— TASK DIRECTIONS —
Review the listing and copy each line that holds the word "access".

— Records from a collection —
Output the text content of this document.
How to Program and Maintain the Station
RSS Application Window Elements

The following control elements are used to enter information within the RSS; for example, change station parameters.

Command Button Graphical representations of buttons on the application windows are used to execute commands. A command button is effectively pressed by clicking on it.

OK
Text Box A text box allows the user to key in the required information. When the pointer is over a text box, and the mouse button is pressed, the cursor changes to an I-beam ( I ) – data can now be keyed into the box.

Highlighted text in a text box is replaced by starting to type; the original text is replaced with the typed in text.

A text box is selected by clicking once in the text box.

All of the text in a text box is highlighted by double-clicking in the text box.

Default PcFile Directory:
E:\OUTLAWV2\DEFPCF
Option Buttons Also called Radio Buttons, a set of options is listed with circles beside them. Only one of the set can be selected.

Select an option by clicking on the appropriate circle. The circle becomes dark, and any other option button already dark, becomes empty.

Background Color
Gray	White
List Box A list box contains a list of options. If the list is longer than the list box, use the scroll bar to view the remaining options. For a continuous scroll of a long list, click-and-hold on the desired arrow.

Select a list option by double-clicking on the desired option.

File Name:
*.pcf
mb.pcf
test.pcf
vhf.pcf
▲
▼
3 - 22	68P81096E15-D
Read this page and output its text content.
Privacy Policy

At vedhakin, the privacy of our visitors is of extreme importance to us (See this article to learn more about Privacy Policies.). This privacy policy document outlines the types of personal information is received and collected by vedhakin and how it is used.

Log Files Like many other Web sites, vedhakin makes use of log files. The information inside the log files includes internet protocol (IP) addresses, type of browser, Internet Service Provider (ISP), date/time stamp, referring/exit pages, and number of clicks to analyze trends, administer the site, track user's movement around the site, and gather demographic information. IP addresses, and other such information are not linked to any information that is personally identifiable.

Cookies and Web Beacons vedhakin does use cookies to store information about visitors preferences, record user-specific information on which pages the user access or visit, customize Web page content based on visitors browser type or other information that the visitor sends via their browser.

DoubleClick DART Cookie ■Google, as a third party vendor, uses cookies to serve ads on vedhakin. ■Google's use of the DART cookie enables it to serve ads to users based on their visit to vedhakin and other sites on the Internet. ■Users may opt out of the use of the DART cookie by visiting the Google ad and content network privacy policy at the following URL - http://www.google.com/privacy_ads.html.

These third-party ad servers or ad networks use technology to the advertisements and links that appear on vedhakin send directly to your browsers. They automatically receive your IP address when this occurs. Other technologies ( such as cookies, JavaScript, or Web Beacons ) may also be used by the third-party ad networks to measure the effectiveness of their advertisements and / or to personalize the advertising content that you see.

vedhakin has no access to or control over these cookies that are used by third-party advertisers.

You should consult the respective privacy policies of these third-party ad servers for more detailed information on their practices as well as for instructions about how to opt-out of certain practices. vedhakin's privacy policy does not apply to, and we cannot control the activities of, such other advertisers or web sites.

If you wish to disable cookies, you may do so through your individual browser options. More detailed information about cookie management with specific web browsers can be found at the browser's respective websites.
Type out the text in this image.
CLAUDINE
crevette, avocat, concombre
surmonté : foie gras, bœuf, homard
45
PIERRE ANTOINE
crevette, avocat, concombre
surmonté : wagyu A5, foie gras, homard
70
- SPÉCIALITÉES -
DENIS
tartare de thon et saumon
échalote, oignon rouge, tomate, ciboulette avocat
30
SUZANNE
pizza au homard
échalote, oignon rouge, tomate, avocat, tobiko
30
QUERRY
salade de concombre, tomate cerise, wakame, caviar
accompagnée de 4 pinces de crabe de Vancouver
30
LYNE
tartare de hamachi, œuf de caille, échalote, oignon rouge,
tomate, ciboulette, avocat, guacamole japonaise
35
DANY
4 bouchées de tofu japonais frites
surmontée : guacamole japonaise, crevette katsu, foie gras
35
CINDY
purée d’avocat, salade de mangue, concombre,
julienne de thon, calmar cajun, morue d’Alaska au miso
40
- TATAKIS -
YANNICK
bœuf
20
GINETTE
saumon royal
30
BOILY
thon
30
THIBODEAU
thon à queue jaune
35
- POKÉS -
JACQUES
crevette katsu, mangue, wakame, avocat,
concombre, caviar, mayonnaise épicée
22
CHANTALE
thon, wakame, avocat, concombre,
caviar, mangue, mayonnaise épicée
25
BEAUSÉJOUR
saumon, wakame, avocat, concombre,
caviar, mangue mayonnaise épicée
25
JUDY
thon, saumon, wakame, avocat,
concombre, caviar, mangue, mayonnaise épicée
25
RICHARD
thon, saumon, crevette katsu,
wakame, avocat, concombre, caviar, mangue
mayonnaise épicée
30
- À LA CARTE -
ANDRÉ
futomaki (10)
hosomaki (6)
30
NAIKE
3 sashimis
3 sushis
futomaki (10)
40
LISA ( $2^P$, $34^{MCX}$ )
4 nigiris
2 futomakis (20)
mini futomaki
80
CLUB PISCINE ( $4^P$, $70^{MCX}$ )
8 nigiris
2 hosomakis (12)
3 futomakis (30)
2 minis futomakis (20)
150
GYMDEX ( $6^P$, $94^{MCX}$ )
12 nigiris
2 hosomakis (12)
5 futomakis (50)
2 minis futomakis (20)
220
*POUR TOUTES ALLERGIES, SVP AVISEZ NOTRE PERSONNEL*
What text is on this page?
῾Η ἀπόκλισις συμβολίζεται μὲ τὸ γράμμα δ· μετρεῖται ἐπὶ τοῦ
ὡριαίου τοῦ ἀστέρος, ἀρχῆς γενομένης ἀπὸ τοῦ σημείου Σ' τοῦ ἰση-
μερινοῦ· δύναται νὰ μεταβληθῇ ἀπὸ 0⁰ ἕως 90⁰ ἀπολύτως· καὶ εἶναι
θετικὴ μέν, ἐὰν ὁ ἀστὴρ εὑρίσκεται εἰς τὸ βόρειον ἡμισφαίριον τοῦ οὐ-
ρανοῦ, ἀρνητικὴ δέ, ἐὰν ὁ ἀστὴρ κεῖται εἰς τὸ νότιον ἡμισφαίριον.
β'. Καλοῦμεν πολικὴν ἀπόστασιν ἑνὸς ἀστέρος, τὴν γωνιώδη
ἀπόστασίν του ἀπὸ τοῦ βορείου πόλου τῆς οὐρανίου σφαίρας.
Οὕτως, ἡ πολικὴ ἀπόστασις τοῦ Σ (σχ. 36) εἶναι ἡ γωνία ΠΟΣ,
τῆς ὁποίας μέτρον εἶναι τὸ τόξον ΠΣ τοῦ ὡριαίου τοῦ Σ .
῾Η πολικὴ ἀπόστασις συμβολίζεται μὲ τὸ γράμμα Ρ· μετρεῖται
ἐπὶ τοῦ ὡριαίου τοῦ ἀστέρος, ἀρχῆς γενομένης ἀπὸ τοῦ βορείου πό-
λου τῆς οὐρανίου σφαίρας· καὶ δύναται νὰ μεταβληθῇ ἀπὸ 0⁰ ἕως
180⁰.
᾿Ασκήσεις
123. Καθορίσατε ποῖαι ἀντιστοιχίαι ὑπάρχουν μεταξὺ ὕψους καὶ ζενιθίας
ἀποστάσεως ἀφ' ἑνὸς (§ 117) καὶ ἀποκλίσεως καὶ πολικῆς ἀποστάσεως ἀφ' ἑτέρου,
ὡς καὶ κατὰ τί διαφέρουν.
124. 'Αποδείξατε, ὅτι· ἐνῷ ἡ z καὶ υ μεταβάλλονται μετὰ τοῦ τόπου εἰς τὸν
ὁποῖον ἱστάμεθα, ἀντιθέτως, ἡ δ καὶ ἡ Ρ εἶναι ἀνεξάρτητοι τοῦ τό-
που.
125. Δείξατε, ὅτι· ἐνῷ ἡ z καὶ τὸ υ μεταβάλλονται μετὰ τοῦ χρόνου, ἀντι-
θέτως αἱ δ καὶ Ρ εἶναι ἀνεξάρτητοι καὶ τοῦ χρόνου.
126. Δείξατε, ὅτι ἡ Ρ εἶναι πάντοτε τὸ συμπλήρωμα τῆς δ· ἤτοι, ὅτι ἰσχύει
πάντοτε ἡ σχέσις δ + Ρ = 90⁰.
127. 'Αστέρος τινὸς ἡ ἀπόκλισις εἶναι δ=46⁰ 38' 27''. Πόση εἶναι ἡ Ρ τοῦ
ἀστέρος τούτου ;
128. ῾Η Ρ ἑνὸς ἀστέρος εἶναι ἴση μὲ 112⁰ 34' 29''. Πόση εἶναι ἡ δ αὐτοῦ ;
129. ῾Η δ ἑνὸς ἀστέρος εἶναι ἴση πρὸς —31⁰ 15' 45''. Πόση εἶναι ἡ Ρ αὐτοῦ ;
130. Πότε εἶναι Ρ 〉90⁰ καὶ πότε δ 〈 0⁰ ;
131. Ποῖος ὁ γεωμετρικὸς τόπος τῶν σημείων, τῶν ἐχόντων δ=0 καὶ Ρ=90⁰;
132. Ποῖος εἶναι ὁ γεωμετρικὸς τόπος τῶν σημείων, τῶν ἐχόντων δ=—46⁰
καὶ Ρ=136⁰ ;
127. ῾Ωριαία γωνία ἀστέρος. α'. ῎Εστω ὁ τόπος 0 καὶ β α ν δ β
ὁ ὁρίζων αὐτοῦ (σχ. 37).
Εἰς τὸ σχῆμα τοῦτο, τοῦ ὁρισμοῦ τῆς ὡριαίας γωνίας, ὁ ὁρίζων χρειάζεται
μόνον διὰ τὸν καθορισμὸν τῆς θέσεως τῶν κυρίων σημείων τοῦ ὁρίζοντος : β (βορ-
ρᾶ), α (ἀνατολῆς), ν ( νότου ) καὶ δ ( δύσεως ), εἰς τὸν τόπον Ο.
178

— TASK SOLUTION —
Cookies and Web Beacons vedhakin does use cookies to store information about visitors preferences, record user-specific information on which pages the user access or visit, customize Web page content based on visitors browser type or other information that the visitor sends via their browser.
vedhakin has no access to or control over these cookies that are used by third-party advertisers.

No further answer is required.